● **TO BE DONE**: List each line of the data that holds the word "医生为患者开具了富含".

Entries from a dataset
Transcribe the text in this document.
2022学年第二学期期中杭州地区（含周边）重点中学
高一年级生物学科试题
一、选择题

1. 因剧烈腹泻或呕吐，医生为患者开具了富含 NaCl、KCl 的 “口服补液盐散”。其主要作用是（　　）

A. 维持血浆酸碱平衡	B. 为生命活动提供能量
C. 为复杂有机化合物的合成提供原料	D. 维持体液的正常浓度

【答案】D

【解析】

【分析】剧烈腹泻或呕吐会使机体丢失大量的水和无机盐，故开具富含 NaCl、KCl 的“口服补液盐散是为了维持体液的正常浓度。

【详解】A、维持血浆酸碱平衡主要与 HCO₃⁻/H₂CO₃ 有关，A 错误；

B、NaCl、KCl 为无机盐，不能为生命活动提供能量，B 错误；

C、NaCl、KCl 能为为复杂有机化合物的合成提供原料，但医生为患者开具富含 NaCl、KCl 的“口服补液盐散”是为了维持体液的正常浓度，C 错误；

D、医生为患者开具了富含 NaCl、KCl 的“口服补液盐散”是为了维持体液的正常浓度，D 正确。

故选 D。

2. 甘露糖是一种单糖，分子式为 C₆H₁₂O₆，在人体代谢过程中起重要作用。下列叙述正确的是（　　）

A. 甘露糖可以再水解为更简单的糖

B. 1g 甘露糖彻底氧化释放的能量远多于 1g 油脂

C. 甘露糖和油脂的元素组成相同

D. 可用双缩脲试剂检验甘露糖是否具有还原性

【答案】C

● **REPLY**:
1. 因剧烈腹泻或呕吐，医生为患者开具了富含 NaCl、KCl 的 “口服补液盐散”。其主要作用是（　　）
D、医生为患者开具了富含 NaCl、KCl 的“口服补液盐散”是为了维持体液的正常浓度，D 正确。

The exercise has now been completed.